[Start]

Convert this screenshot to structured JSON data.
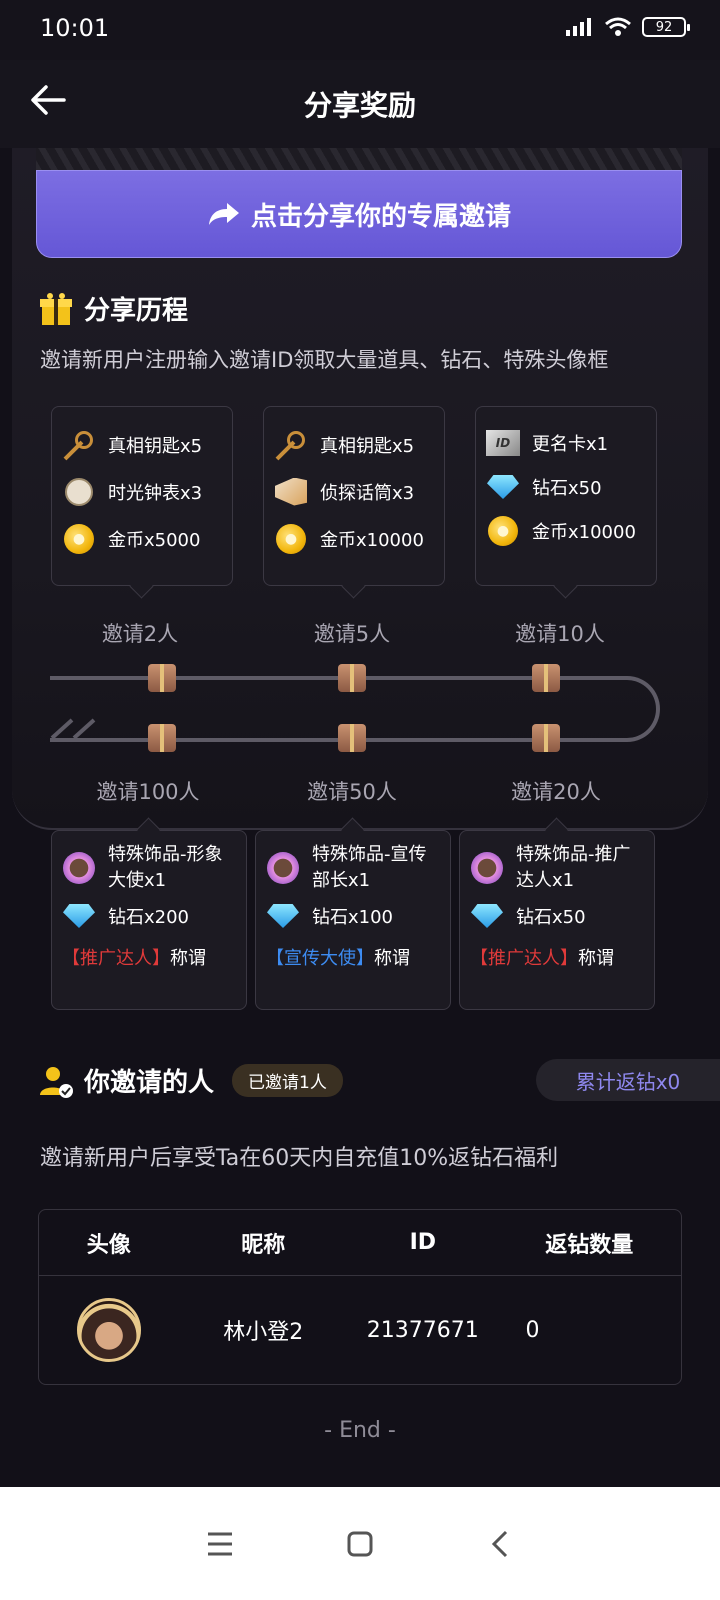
{
  "status_bar": {
    "time": "10:01",
    "battery": "92"
  },
  "header": {
    "title": "分享奖励"
  },
  "share_button": {
    "label": "点击分享你的专属邀请"
  },
  "share_history": {
    "title": "分享历程",
    "description": "邀请新用户注册输入邀请ID领取大量道具、钻石、特殊头像框",
    "top_cards": [
      {
        "items": [
          {
            "icon": "key-icon",
            "text": "真相钥匙x5"
          },
          {
            "icon": "clock-icon",
            "text": "时光钟表x3"
          },
          {
            "icon": "coin-icon",
            "text": "金币x5000"
          }
        ],
        "milestone": "邀请2人"
      },
      {
        "items": [
          {
            "icon": "key-icon",
            "text": "真相钥匙x5"
          },
          {
            "icon": "megaphone-icon",
            "text": "侦探话筒x3"
          },
          {
            "icon": "coin-icon",
            "text": "金币x10000"
          }
        ],
        "milestone": "邀请5人"
      },
      {
        "items": [
          {
            "icon": "id-card-icon",
            "text": "更名卡x1"
          },
          {
            "icon": "diamond-icon",
            "text": "钻石x50"
          },
          {
            "icon": "coin-icon",
            "text": "金币x10000"
          }
        ],
        "milestone": "邀请10人"
      }
    ],
    "bottom_cards": [
      {
        "milestone": "邀请100人",
        "frame_text": "特殊饰品-形象大使x1",
        "diamond_text": "钻石x200",
        "badge": "【推广达人】",
        "badge_suffix": "称谓",
        "badge_color": "#e03a3a"
      },
      {
        "milestone": "邀请50人",
        "frame_text": "特殊饰品-宣传部长x1",
        "diamond_text": "钻石x100",
        "badge": "【宣传大使】",
        "badge_suffix": "称谓",
        "badge_color": "#3d8cf2"
      },
      {
        "milestone": "邀请20人",
        "frame_text": "特殊饰品-推广达人x1",
        "diamond_text": "钻石x50",
        "badge": "【推广达人】",
        "badge_suffix": "称谓",
        "badge_color": "#e03a3a"
      }
    ]
  },
  "invited": {
    "title": "你邀请的人",
    "count_badge": "已邀请1人",
    "rebate": "累计返钻x0",
    "description": "邀请新用户后享受Ta在60天内自充值10%返钻石福利",
    "table": {
      "headers": [
        "头像",
        "昵称",
        "ID",
        "返钻数量"
      ],
      "rows": [
        {
          "nickname": "林小登2",
          "id": "21377671",
          "rebate": "0"
        }
      ]
    }
  },
  "end_text": "- End -",
  "colors": {
    "accent": "#6f62dc",
    "rebate_text": "#8f88ef",
    "background": "#121018"
  }
}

[End]

Set down every record once more, word for word, without pictures.

* COMPLETE RESPONSE:
Convert this screenshot to structured JSON data.
{
  "status_bar": {
    "time": "10:01",
    "battery": "92"
  },
  "header": {
    "title": "分享奖励"
  },
  "share_button": {
    "label": "点击分享你的专属邀请"
  },
  "share_history": {
    "title": "分享历程",
    "description": "邀请新用户注册输入邀请ID领取大量道具、钻石、特殊头像框",
    "top_cards": [
      {
        "items": [
          {
            "icon": "key-icon",
            "text": "真相钥匙x5"
          },
          {
            "icon": "clock-icon",
            "text": "时光钟表x3"
          },
          {
            "icon": "coin-icon",
            "text": "金币x5000"
          }
        ],
        "milestone": "邀请2人"
      },
      {
        "items": [
          {
            "icon": "key-icon",
            "text": "真相钥匙x5"
          },
          {
            "icon": "megaphone-icon",
            "text": "侦探话筒x3"
          },
          {
            "icon": "coin-icon",
            "text": "金币x10000"
          }
        ],
        "milestone": "邀请5人"
      },
      {
        "items": [
          {
            "icon": "id-card-icon",
            "text": "更名卡x1"
          },
          {
            "icon": "diamond-icon",
            "text": "钻石x50"
          },
          {
            "icon": "coin-icon",
            "text": "金币x10000"
          }
        ],
        "milestone": "邀请10人"
      }
    ],
    "bottom_cards": [
      {
        "milestone": "邀请100人",
        "frame_text": "特殊饰品-形象大使x1",
        "diamond_text": "钻石x200",
        "badge": "【推广达人】",
        "badge_suffix": "称谓",
        "badge_color": "#e03a3a"
      },
      {
        "milestone": "邀请50人",
        "frame_text": "特殊饰品-宣传部长x1",
        "diamond_text": "钻石x100",
        "badge": "【宣传大使】",
        "badge_suffix": "称谓",
        "badge_color": "#3d8cf2"
      },
      {
        "milestone": "邀请20人",
        "frame_text": "特殊饰品-推广达人x1",
        "diamond_text": "钻石x50",
        "badge": "【推广达人】",
        "badge_suffix": "称谓",
        "badge_color": "#e03a3a"
      }
    ]
  },
  "invited": {
    "title": "你邀请的人",
    "count_badge": "已邀请1人",
    "rebate": "累计返钻x0",
    "description": "邀请新用户后享受Ta在60天内自充值10%返钻石福利",
    "table": {
      "headers": [
        "头像",
        "昵称",
        "ID",
        "返钻数量"
      ],
      "rows": [
        {
          "nickname": "林小登2",
          "id": "21377671",
          "rebate": "0"
        }
      ]
    }
  },
  "end_text": "- End -",
  "colors": {
    "accent": "#6f62dc",
    "rebate_text": "#8f88ef",
    "background": "#121018"
  }
}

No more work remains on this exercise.